▶ Work instructions: Repeat the records exactly. Every line must match.

Figure data in JSON:

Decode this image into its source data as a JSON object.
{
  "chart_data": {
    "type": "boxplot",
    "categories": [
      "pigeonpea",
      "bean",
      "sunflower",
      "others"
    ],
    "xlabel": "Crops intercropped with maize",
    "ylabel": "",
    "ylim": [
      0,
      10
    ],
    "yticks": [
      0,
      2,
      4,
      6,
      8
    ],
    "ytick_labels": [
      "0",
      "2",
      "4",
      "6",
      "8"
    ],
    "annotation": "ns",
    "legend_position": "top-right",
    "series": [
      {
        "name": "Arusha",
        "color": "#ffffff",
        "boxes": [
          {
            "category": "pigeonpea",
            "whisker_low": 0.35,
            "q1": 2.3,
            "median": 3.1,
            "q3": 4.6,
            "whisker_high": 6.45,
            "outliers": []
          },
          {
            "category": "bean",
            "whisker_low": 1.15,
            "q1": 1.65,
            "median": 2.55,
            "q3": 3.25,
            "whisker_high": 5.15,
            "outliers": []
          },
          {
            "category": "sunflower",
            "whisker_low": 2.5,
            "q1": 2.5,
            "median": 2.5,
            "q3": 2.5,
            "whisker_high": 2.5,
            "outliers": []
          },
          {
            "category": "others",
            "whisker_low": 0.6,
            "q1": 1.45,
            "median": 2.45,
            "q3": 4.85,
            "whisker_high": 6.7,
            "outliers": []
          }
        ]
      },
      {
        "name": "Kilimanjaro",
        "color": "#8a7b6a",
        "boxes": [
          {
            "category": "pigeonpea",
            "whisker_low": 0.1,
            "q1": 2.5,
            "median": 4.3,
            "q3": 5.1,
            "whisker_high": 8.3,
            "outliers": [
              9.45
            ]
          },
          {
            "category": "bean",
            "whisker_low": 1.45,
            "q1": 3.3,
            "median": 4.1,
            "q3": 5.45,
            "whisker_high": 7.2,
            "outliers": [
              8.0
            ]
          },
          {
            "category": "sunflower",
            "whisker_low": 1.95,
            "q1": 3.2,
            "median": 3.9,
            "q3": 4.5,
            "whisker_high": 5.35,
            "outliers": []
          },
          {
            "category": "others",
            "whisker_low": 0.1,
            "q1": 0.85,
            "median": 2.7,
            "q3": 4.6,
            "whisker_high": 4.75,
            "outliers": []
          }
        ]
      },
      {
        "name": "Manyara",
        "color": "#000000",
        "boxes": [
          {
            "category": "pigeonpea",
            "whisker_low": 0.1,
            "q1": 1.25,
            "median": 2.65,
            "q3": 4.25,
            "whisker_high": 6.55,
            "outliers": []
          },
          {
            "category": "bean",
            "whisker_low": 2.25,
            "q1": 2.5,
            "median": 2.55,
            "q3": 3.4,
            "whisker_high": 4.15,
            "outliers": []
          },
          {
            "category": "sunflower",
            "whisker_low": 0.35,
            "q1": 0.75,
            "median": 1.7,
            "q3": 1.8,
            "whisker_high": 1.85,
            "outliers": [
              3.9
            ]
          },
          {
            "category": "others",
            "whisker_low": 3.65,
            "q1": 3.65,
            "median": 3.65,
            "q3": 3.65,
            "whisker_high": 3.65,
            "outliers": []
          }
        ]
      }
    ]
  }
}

▶ Expected answer:
Decode this image into its source data as a JSON object.
{
  "chart_data": {
    "type": "boxplot",
    "categories": [
      "pigeonpea",
      "bean",
      "sunflower",
      "others"
    ],
    "xlabel": "Crops intercropped with maize",
    "ylabel": "",
    "ylim": [
      0,
      10
    ],
    "yticks": [
      0,
      2,
      4,
      6,
      8
    ],
    "ytick_labels": [
      "0",
      "2",
      "4",
      "6",
      "8"
    ],
    "annotation": "ns",
    "legend_position": "top-right",
    "series": [
      {
        "name": "Arusha",
        "color": "#ffffff",
        "boxes": [
          {
            "category": "pigeonpea",
            "whisker_low": 0.35,
            "q1": 2.3,
            "median": 3.1,
            "q3": 4.6,
            "whisker_high": 6.45,
            "outliers": []
          },
          {
            "category": "bean",
            "whisker_low": 1.15,
            "q1": 1.65,
            "median": 2.55,
            "q3": 3.25,
            "whisker_high": 5.15,
            "outliers": []
          },
          {
            "category": "sunflower",
            "whisker_low": 2.5,
            "q1": 2.5,
            "median": 2.5,
            "q3": 2.5,
            "whisker_high": 2.5,
            "outliers": []
          },
          {
            "category": "others",
            "whisker_low": 0.6,
            "q1": 1.45,
            "median": 2.45,
            "q3": 4.85,
            "whisker_high": 6.7,
            "outliers": []
          }
        ]
      },
      {
        "name": "Kilimanjaro",
        "color": "#8a7b6a",
        "boxes": [
          {
            "category": "pigeonpea",
            "whisker_low": 0.1,
            "q1": 2.5,
            "median": 4.3,
            "q3": 5.1,
            "whisker_high": 8.3,
            "outliers": [
              9.45
            ]
          },
          {
            "category": "bean",
            "whisker_low": 1.45,
            "q1": 3.3,
            "median": 4.1,
            "q3": 5.45,
            "whisker_high": 7.2,
            "outliers": [
              8.0
            ]
          },
          {
            "category": "sunflower",
            "whisker_low": 1.95,
            "q1": 3.2,
            "median": 3.9,
            "q3": 4.5,
            "whisker_high": 5.35,
            "outliers": []
          },
          {
            "category": "others",
            "whisker_low": 0.1,
            "q1": 0.85,
            "median": 2.7,
            "q3": 4.6,
            "whisker_high": 4.75,
            "outliers": []
          }
        ]
      },
      {
        "name": "Manyara",
        "color": "#000000",
        "boxes": [
          {
            "category": "pigeonpea",
            "whisker_low": 0.1,
            "q1": 1.25,
            "median": 2.65,
            "q3": 4.25,
            "whisker_high": 6.55,
            "outliers": []
          },
          {
            "category": "bean",
            "whisker_low": 2.25,
            "q1": 2.5,
            "median": 2.55,
            "q3": 3.4,
            "whisker_high": 4.15,
            "outliers": []
          },
          {
            "category": "sunflower",
            "whisker_low": 0.35,
            "q1": 0.75,
            "median": 1.7,
            "q3": 1.8,
            "whisker_high": 1.85,
            "outliers": [
              3.9
            ]
          },
          {
            "category": "others",
            "whisker_low": 3.65,
            "q1": 3.65,
            "median": 3.65,
            "q3": 3.65,
            "whisker_high": 3.65,
            "outliers": []
          }
        ]
      }
    ]
  }
}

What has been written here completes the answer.